**Written exercise**
Gather, from the listing beneath this task, every line holding the string "nominate".

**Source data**
▼

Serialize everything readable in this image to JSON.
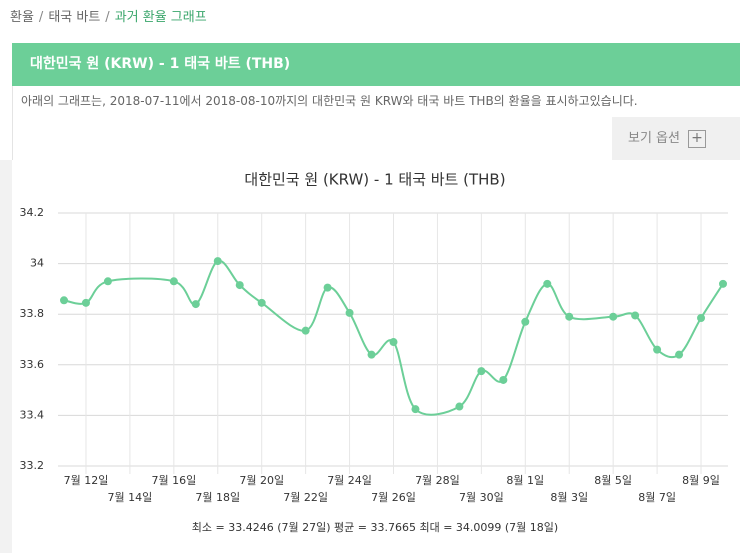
{
  "breadcrumb": [
    "환율",
    "태국 바트",
    "과거 환율 그래프"
  ],
  "breadcrumb_separator": "/",
  "header": {
    "title": "대한민국 원 (KRW) - 1 태국 바트 (THB)"
  },
  "description": "아래의 그래프는, 2018-07-11에서 2018-08-10까지의 대한민국 원 KRW와 태국 바트 THB의 환율을 표시하고있습니다.",
  "options_label": "보기 옵션",
  "chart_data": {
    "type": "line",
    "title": "대한민국 원 (KRW) - 1 태국 바트 (THB)",
    "x": [
      "2018-07-11",
      "2018-07-12",
      "2018-07-13",
      "2018-07-16",
      "2018-07-17",
      "2018-07-18",
      "2018-07-19",
      "2018-07-20",
      "2018-07-22",
      "2018-07-23",
      "2018-07-24",
      "2018-07-25",
      "2018-07-26",
      "2018-07-27",
      "2018-07-29",
      "2018-07-30",
      "2018-07-31",
      "2018-08-01",
      "2018-08-02",
      "2018-08-03",
      "2018-08-05",
      "2018-08-06",
      "2018-08-07",
      "2018-08-08",
      "2018-08-09",
      "2018-08-10"
    ],
    "values": [
      33.855,
      33.845,
      33.93,
      33.93,
      33.84,
      34.0099,
      33.915,
      33.845,
      33.735,
      33.905,
      33.805,
      33.64,
      33.69,
      33.4246,
      33.435,
      33.575,
      33.54,
      33.77,
      33.92,
      33.79,
      33.79,
      33.795,
      33.66,
      33.64,
      33.785,
      33.92
    ],
    "color": "#6ccf98",
    "xlim": [
      "2018-07-11",
      "2018-08-10"
    ],
    "xticks": [
      {
        "value": "2018-07-12",
        "label": "7월 12일"
      },
      {
        "value": "2018-07-14",
        "label": "7월 14일"
      },
      {
        "value": "2018-07-16",
        "label": "7월 16일"
      },
      {
        "value": "2018-07-18",
        "label": "7월 18일"
      },
      {
        "value": "2018-07-20",
        "label": "7월 20일"
      },
      {
        "value": "2018-07-22",
        "label": "7월 22일"
      },
      {
        "value": "2018-07-24",
        "label": "7월 24일"
      },
      {
        "value": "2018-07-26",
        "label": "7월 26일"
      },
      {
        "value": "2018-07-28",
        "label": "7월 28일"
      },
      {
        "value": "2018-07-30",
        "label": "7월 30일"
      },
      {
        "value": "2018-08-01",
        "label": "8월 1일"
      },
      {
        "value": "2018-08-03",
        "label": "8월 3일"
      },
      {
        "value": "2018-08-05",
        "label": "8월 5일"
      },
      {
        "value": "2018-08-07",
        "label": "8월 7일"
      },
      {
        "value": "2018-08-09",
        "label": "8월 9일"
      }
    ],
    "ylim": [
      33.2,
      34.2
    ],
    "yticks": [
      33.2,
      33.4,
      33.6,
      33.8,
      34,
      34.2
    ],
    "grid": true,
    "summary": "최소 = 33.4246 (7월 27일) 평균 = 33.7665 최대 = 34.0099 (7월 18일)"
  }
}
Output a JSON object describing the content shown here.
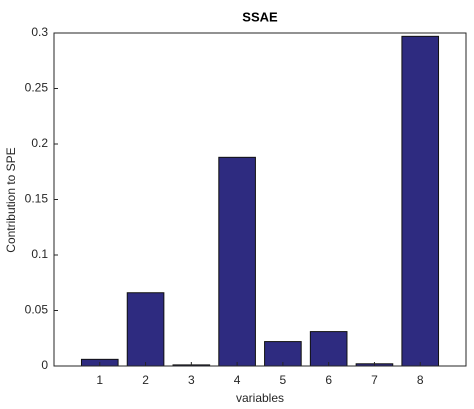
{
  "chart_data": {
    "type": "bar",
    "title": "SSAE",
    "xlabel": "variables",
    "ylabel": "Contribution to SPE",
    "categories": [
      "1",
      "2",
      "3",
      "4",
      "5",
      "6",
      "7",
      "8"
    ],
    "values": [
      0.006,
      0.066,
      0.001,
      0.188,
      0.022,
      0.031,
      0.002,
      0.297
    ],
    "color": "#2e2b80",
    "ylim": [
      0,
      0.3
    ],
    "yticks": [
      0,
      0.05,
      0.1,
      0.15,
      0.2,
      0.25,
      0.3
    ],
    "grid": false
  }
}
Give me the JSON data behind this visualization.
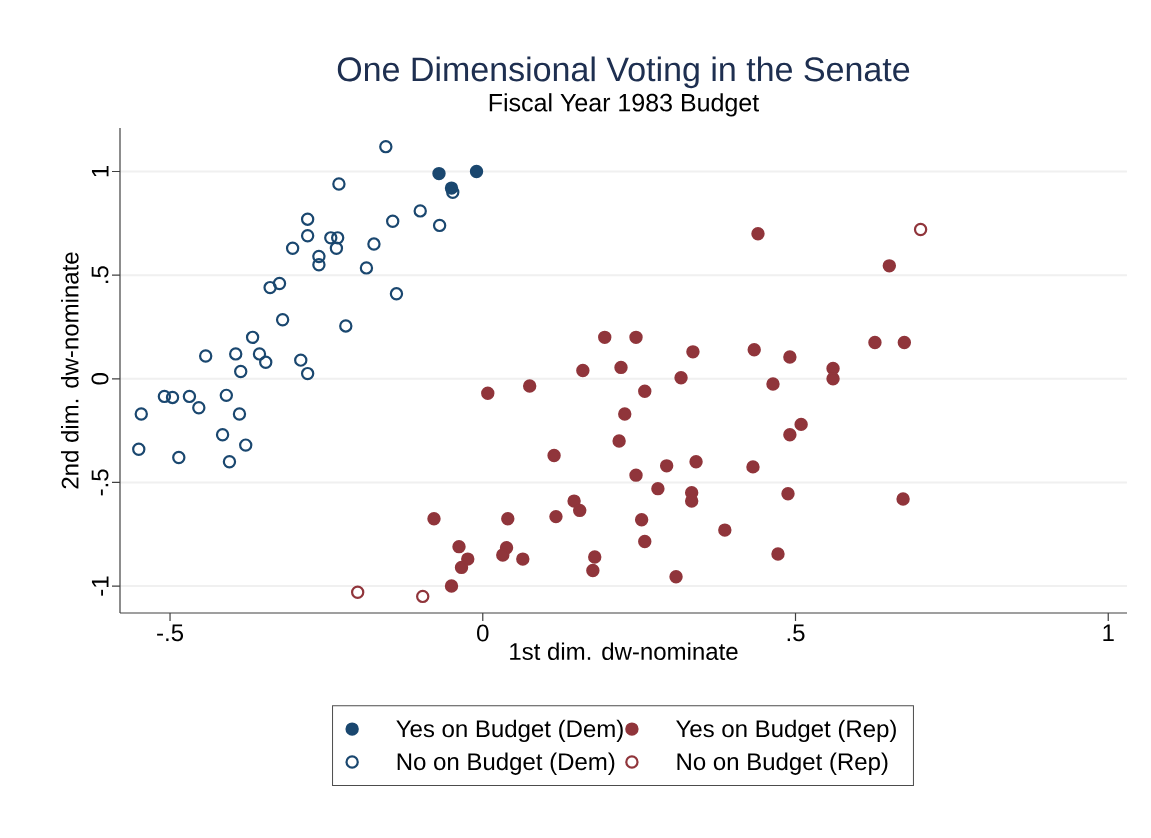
{
  "chart_data": {
    "type": "scatter",
    "title": "One Dimensional Voting in the Senate",
    "subtitle": "Fiscal Year 1983 Budget",
    "xlabel": "1st dim. dw-nominate",
    "ylabel": "2nd dim. dw-nominate",
    "xlim": [
      -0.58,
      1.03
    ],
    "ylim": [
      -1.13,
      1.21
    ],
    "xticks": [
      {
        "value": -0.5,
        "label": "-.5"
      },
      0,
      {
        "value": 0.5,
        "label": ".5"
      },
      1
    ],
    "yticks": [
      -1,
      {
        "value": -0.5,
        "label": "-.5"
      },
      0,
      {
        "value": 0.5,
        "label": ".5"
      },
      1
    ],
    "grid": "y",
    "legend": "bottom",
    "series": [
      {
        "name": "Yes on Budget (Dem)",
        "color": "#1a476f",
        "marker": "circle",
        "x": [
          -0.07,
          -0.05,
          -0.01
        ],
        "values": [
          0.99,
          0.92,
          1.0
        ]
      },
      {
        "name": "No on Budget (Dem)",
        "color": "#1a476f",
        "marker": "open circle",
        "x": [
          -0.155,
          -0.048,
          -0.23,
          -0.1,
          -0.144,
          -0.069,
          -0.28,
          -0.28,
          -0.243,
          -0.232,
          -0.234,
          -0.304,
          -0.174,
          -0.262,
          -0.262,
          -0.186,
          -0.325,
          -0.34,
          -0.138,
          -0.32,
          -0.219,
          -0.368,
          -0.443,
          -0.395,
          -0.357,
          -0.347,
          -0.291,
          -0.28,
          -0.387,
          -0.509,
          -0.496,
          -0.469,
          -0.454,
          -0.41,
          -0.389,
          -0.546,
          -0.55,
          -0.486,
          -0.416,
          -0.379,
          -0.405
        ],
        "values": [
          1.12,
          0.9,
          0.94,
          0.81,
          0.76,
          0.74,
          0.77,
          0.69,
          0.68,
          0.68,
          0.63,
          0.63,
          0.65,
          0.59,
          0.55,
          0.535,
          0.46,
          0.44,
          0.41,
          0.285,
          0.255,
          0.2,
          0.11,
          0.12,
          0.12,
          0.08,
          0.09,
          0.025,
          0.035,
          -0.085,
          -0.09,
          -0.085,
          -0.14,
          -0.08,
          -0.17,
          -0.17,
          -0.34,
          -0.38,
          -0.27,
          -0.32,
          -0.4
        ]
      },
      {
        "name": "Yes on Budget (Rep)",
        "color": "#90353b",
        "marker": "circle",
        "x": [
          0.195,
          0.245,
          0.336,
          0.434,
          0.16,
          0.221,
          0.317,
          0.075,
          0.008,
          0.259,
          0.227,
          0.218,
          0.114,
          0.294,
          0.341,
          0.432,
          0.245,
          0.28,
          0.334,
          0.334,
          0.146,
          0.155,
          -0.078,
          0.04,
          0.117,
          0.254,
          0.387,
          0.259,
          -0.038,
          0.038,
          -0.024,
          0.032,
          0.064,
          0.179,
          -0.034,
          0.176,
          0.309,
          -0.05,
          0.44,
          0.65,
          0.627,
          0.674,
          0.491,
          0.56,
          0.56,
          0.464,
          0.509,
          0.491,
          0.488,
          0.672,
          0.472
        ],
        "values": [
          0.2,
          0.2,
          0.13,
          0.14,
          0.04,
          0.055,
          0.005,
          -0.035,
          -0.07,
          -0.06,
          -0.17,
          -0.3,
          -0.37,
          -0.42,
          -0.4,
          -0.425,
          -0.465,
          -0.53,
          -0.55,
          -0.59,
          -0.59,
          -0.635,
          -0.675,
          -0.675,
          -0.665,
          -0.68,
          -0.73,
          -0.785,
          -0.81,
          -0.815,
          -0.87,
          -0.85,
          -0.87,
          -0.86,
          -0.91,
          -0.925,
          -0.955,
          -1.0,
          0.7,
          0.545,
          0.175,
          0.175,
          0.105,
          0.05,
          0.0,
          -0.025,
          -0.22,
          -0.27,
          -0.555,
          -0.58,
          -0.845
        ]
      },
      {
        "name": "No on Budget (Rep)",
        "color": "#90353b",
        "marker": "open circle",
        "x": [
          -0.2,
          -0.096,
          0.7
        ],
        "values": [
          -1.03,
          -1.05,
          0.72
        ]
      }
    ]
  }
}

▲

**Exercise output**
    "xlabel": "1st dim. dw-nominate",
    "ylabel": "2nd dim. dw-nominate",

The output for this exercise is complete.